#### TEXTAUSZUG ####

Über uns schaukelte eine riesige Boje in der Luft auf und ab, die an Drähten aufgehängt war und die Bewegungen einer tatsächlich existierenden Boje nachahmte, die mit Sensoren bedeckt irgendwo im Atlantik schwamm. Die Zeiger einer großen Uhr bewegten sich rückwärts und ich fragte mich, ob es sich dabei um einen Teil der Ausstellung oder um perfekt passendes festes Inventar handelte. Ein Video, das die Monotonie des Lebens während der Pandemie zeigte, war auf die Wand über der Bar projiziert; es handelte sich um ein Werk von Sven Marquardt, dem berühmt-berüchtigten tätowierten Türsteher des Berghain.
Kunstliebhaber*innen mittleren Alters spazierten beiläufig durch die dunklen Räume und anderen Winkel des Clubs, die eigentlich für sexuelle Begegnungen gedacht sind. Ein strenges Aroma nach Urin und Schweiß drang ohne Schwierigkeiten durch meine Maske, als wir die Toilettenanlage betraten, um ein selbstspielendes Klavier zu bewundern. Ein druckkopfartiges Gerät glitt an einem Gerüst hin und her und ließ einzelne Tasten erklingen, die gespenstisch nachhallende Töne von sich gaben. Unser Tourguide warf uns ein oder zwei Brocken Information über das Werk hin und gab uns ein paar Sekunden Zeit, um seine Genialität zu bewundern, bevor er zum nächsten Kunstobjekt davondüste.

#### DATENTEIL ####

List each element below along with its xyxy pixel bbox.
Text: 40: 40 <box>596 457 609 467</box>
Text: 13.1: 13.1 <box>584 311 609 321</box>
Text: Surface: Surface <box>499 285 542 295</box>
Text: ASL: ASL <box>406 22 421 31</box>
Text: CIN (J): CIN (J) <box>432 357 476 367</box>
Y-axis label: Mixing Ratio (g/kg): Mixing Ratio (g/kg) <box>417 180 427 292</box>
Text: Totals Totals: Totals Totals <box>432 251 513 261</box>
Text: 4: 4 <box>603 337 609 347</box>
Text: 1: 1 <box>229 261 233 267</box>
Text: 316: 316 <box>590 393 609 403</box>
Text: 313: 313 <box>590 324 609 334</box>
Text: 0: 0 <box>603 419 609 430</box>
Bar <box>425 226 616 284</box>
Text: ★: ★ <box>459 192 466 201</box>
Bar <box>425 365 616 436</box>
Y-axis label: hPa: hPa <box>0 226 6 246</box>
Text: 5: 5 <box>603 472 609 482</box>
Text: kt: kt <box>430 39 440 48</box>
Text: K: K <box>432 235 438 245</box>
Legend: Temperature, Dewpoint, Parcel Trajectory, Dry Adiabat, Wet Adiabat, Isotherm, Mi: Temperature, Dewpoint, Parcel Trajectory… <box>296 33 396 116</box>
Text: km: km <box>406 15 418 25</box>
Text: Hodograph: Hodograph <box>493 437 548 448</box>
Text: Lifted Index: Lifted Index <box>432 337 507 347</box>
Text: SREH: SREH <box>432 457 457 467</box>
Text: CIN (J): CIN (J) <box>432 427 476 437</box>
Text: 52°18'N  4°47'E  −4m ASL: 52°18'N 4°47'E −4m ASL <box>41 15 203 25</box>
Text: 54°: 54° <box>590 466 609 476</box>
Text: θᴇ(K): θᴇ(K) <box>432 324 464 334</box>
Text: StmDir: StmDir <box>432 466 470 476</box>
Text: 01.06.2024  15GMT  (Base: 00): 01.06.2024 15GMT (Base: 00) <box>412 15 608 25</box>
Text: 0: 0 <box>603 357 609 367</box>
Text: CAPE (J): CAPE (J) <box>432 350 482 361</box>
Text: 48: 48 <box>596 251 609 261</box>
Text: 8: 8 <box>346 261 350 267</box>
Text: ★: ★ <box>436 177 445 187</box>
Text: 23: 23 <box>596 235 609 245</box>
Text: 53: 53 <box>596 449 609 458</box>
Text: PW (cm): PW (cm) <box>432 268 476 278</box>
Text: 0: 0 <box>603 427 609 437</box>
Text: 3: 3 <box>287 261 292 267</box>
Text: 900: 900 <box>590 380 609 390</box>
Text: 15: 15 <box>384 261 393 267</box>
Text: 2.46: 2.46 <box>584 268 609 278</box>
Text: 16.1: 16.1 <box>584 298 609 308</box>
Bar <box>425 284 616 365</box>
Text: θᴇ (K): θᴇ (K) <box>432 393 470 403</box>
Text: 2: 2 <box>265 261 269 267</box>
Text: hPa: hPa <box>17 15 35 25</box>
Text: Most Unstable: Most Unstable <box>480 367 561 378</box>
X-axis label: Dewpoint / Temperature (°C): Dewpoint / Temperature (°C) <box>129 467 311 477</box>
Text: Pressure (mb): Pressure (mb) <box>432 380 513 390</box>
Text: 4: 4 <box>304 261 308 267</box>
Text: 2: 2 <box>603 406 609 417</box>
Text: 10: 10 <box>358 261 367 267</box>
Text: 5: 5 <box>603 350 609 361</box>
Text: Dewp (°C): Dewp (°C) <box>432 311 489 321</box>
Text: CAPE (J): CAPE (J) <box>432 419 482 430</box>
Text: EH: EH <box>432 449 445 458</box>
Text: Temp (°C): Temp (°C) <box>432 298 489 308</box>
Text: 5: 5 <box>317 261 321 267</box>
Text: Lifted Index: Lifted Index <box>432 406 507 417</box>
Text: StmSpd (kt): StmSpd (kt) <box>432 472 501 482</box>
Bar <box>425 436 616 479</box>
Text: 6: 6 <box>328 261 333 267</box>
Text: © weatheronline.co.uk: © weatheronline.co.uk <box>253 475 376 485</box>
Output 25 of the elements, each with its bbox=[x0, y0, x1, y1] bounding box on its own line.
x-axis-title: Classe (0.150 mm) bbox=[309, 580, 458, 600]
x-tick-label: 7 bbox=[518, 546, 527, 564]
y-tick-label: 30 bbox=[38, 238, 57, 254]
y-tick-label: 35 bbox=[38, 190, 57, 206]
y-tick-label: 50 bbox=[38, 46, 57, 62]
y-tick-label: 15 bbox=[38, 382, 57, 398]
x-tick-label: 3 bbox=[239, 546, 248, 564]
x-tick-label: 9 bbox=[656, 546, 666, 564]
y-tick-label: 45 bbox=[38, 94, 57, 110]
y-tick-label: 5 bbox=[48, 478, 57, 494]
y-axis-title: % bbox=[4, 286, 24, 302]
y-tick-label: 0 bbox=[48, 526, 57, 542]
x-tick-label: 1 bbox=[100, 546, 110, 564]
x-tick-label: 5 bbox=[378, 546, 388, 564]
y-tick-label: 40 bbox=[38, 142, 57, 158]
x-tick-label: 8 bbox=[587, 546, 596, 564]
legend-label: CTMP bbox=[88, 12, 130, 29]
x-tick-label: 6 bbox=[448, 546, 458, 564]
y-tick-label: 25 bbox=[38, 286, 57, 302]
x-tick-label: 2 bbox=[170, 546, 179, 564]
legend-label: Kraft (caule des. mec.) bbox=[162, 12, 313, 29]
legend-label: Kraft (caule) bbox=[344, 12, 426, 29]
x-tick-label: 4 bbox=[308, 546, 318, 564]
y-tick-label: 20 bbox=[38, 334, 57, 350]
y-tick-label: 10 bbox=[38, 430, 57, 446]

####

AUFGABENSTELLUNG.
Von wem stammt laut dem Textauszug über die Ausstellung im Berghain das Video, das über der Bar auf die Wand projiziert war?

LÖSUNG.
Von Sven Marquardt, dem berühmt-berüchtigten tätowierten Türsteher des Berghain.